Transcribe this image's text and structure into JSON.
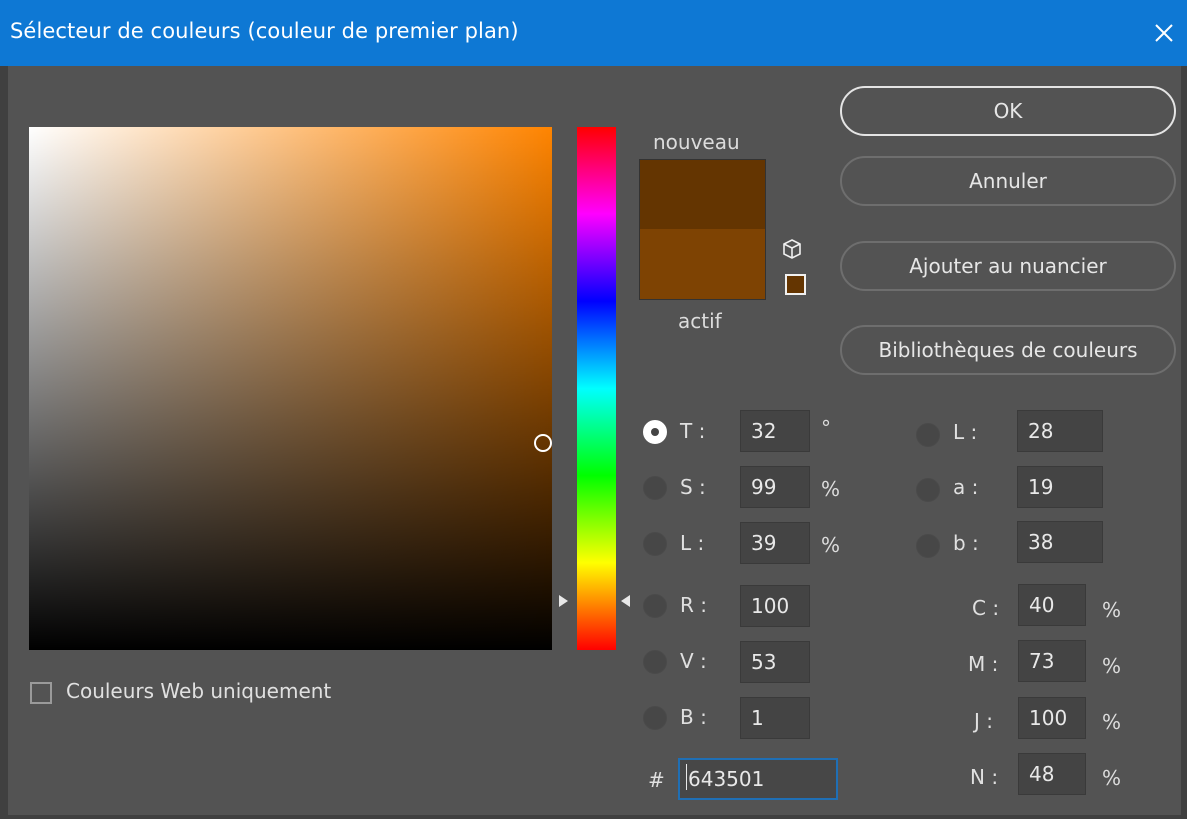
{
  "window": {
    "title": "Sélecteur de couleurs (couleur de premier plan)"
  },
  "buttons": {
    "ok": "OK",
    "cancel": "Annuler",
    "add_swatch": "Ajouter au nuancier",
    "libraries": "Bibliothèques de couleurs"
  },
  "swatch": {
    "new_label": "nouveau",
    "current_label": "actif",
    "new_color": "#643501",
    "current_color": "#7e4303"
  },
  "web_only": {
    "label": "Couleurs Web uniquement",
    "checked": false
  },
  "hsb": {
    "selected": "T",
    "fields": [
      {
        "label": "T :",
        "value": "32",
        "unit": "°"
      },
      {
        "label": "S :",
        "value": "99",
        "unit": "%"
      },
      {
        "label": "L :",
        "value": "39",
        "unit": "%"
      }
    ]
  },
  "rgb": {
    "fields": [
      {
        "label": "R :",
        "value": "100"
      },
      {
        "label": "V :",
        "value": "53"
      },
      {
        "label": "B :",
        "value": "1"
      }
    ]
  },
  "lab": {
    "fields": [
      {
        "label": "L :",
        "value": "28"
      },
      {
        "label": "a :",
        "value": "19"
      },
      {
        "label": "b :",
        "value": "38"
      }
    ]
  },
  "cmyk": {
    "fields": [
      {
        "label": "C :",
        "value": "40",
        "unit": "%"
      },
      {
        "label": "M :",
        "value": "73",
        "unit": "%"
      },
      {
        "label": "J :",
        "value": "100",
        "unit": "%"
      },
      {
        "label": "N :",
        "value": "48",
        "unit": "%"
      }
    ]
  },
  "hex": {
    "prefix": "#",
    "value": "643501"
  },
  "colors": {
    "titlebar": "#0e78d4",
    "field_hue": "#ff8400",
    "focus": "#1f6fb5"
  }
}
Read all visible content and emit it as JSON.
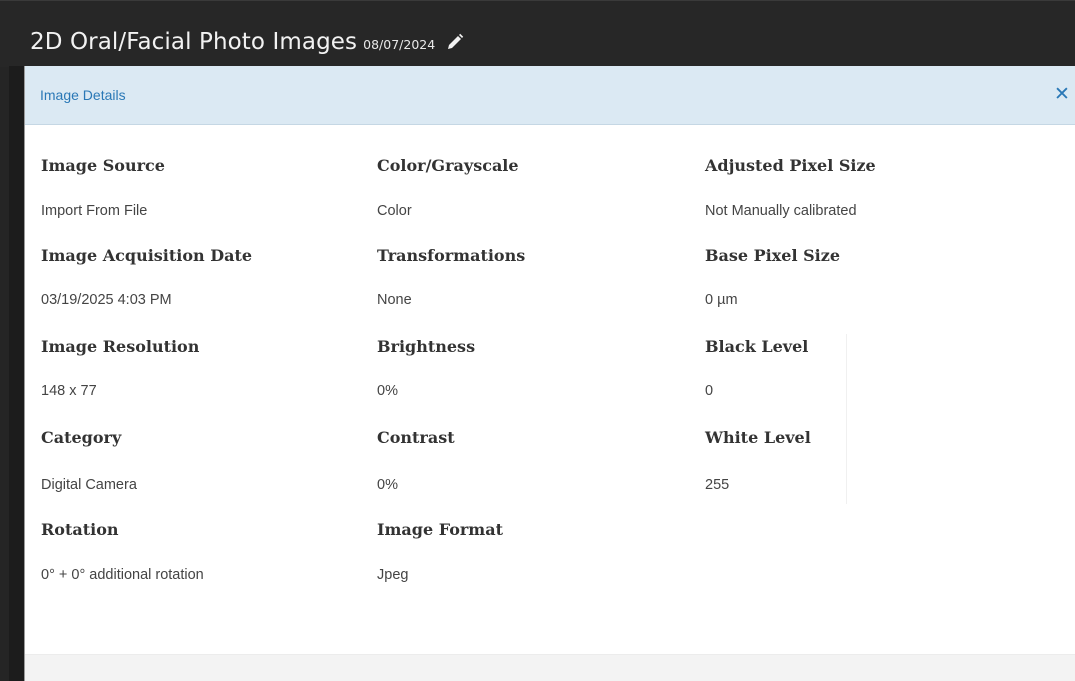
{
  "header": {
    "title": "2D Oral/Facial Photo Images",
    "date": "08/07/2024",
    "edit_icon": "pencil-icon"
  },
  "dialog": {
    "title": "Image Details",
    "close_label": "✕",
    "close_icon": "close-icon",
    "accent_color": "#2a78b6",
    "header_bg": "#dbe9f3",
    "fields": {
      "image_source": {
        "label": "Image Source",
        "value": "Import From File"
      },
      "color_grayscale": {
        "label": "Color/Grayscale",
        "value": "Color"
      },
      "adjusted_pixel_size": {
        "label": "Adjusted Pixel Size",
        "value": "Not Manually calibrated"
      },
      "image_acquisition_date": {
        "label": "Image Acquisition Date",
        "value": "03/19/2025 4:03 PM"
      },
      "transformations": {
        "label": "Transformations",
        "value": "None"
      },
      "base_pixel_size": {
        "label": "Base Pixel Size",
        "value": "0 µm"
      },
      "image_resolution": {
        "label": "Image Resolution",
        "value": "148 x 77"
      },
      "brightness": {
        "label": "Brightness",
        "value": "0%"
      },
      "black_level": {
        "label": "Black Level",
        "value": "0"
      },
      "category": {
        "label": "Category",
        "value": "Digital Camera"
      },
      "contrast": {
        "label": "Contrast",
        "value": "0%"
      },
      "white_level": {
        "label": "White Level",
        "value": "255"
      },
      "rotation": {
        "label": "Rotation",
        "value": "0° + 0° additional rotation"
      },
      "image_format": {
        "label": "Image Format",
        "value": "Jpeg"
      }
    }
  }
}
· · · · · · ·
Transcribe all the lines above exactly, apart from the pictures.

Transcribe this image's text and structure into JSON.
{
  "window": {
    "title": "Sélecteur de couleurs (couleur de premier plan)"
  },
  "buttons": {
    "ok": "OK",
    "cancel": "Annuler",
    "add_swatch": "Ajouter au nuancier",
    "libraries": "Bibliothèques de couleurs"
  },
  "swatch": {
    "new_label": "nouveau",
    "current_label": "actif",
    "new_color": "#643501",
    "current_color": "#7e4303"
  },
  "web_only": {
    "label": "Couleurs Web uniquement",
    "checked": false
  },
  "hsb": {
    "selected": "T",
    "fields": [
      {
        "label": "T :",
        "value": "32",
        "unit": "°"
      },
      {
        "label": "S :",
        "value": "99",
        "unit": "%"
      },
      {
        "label": "L :",
        "value": "39",
        "unit": "%"
      }
    ]
  },
  "rgb": {
    "fields": [
      {
        "label": "R :",
        "value": "100"
      },
      {
        "label": "V :",
        "value": "53"
      },
      {
        "label": "B :",
        "value": "1"
      }
    ]
  },
  "lab": {
    "fields": [
      {
        "label": "L :",
        "value": "28"
      },
      {
        "label": "a :",
        "value": "19"
      },
      {
        "label": "b :",
        "value": "38"
      }
    ]
  },
  "cmyk": {
    "fields": [
      {
        "label": "C :",
        "value": "40",
        "unit": "%"
      },
      {
        "label": "M :",
        "value": "73",
        "unit": "%"
      },
      {
        "label": "J :",
        "value": "100",
        "unit": "%"
      },
      {
        "label": "N :",
        "value": "48",
        "unit": "%"
      }
    ]
  },
  "hex": {
    "prefix": "#",
    "value": "643501"
  },
  "colors": {
    "titlebar": "#0e78d4",
    "field_hue": "#ff8400",
    "focus": "#1f6fb5"
  }
}
Read all visible content and emit it as JSON.
{
  "header": {
    "title": "2D Oral/Facial Photo Images",
    "date": "08/07/2024",
    "edit_icon": "pencil-icon"
  },
  "dialog": {
    "title": "Image Details",
    "close_label": "✕",
    "close_icon": "close-icon",
    "accent_color": "#2a78b6",
    "header_bg": "#dbe9f3",
    "fields": {
      "image_source": {
        "label": "Image Source",
        "value": "Import From File"
      },
      "color_grayscale": {
        "label": "Color/Grayscale",
        "value": "Color"
      },
      "adjusted_pixel_size": {
        "label": "Adjusted Pixel Size",
        "value": "Not Manually calibrated"
      },
      "image_acquisition_date": {
        "label": "Image Acquisition Date",
        "value": "03/19/2025 4:03 PM"
      },
      "transformations": {
        "label": "Transformations",
        "value": "None"
      },
      "base_pixel_size": {
        "label": "Base Pixel Size",
        "value": "0 µm"
      },
      "image_resolution": {
        "label": "Image Resolution",
        "value": "148 x 77"
      },
      "brightness": {
        "label": "Brightness",
        "value": "0%"
      },
      "black_level": {
        "label": "Black Level",
        "value": "0"
      },
      "category": {
        "label": "Category",
        "value": "Digital Camera"
      },
      "contrast": {
        "label": "Contrast",
        "value": "0%"
      },
      "white_level": {
        "label": "White Level",
        "value": "255"
      },
      "rotation": {
        "label": "Rotation",
        "value": "0° + 0° additional rotation"
      },
      "image_format": {
        "label": "Image Format",
        "value": "Jpeg"
      }
    }
  }
}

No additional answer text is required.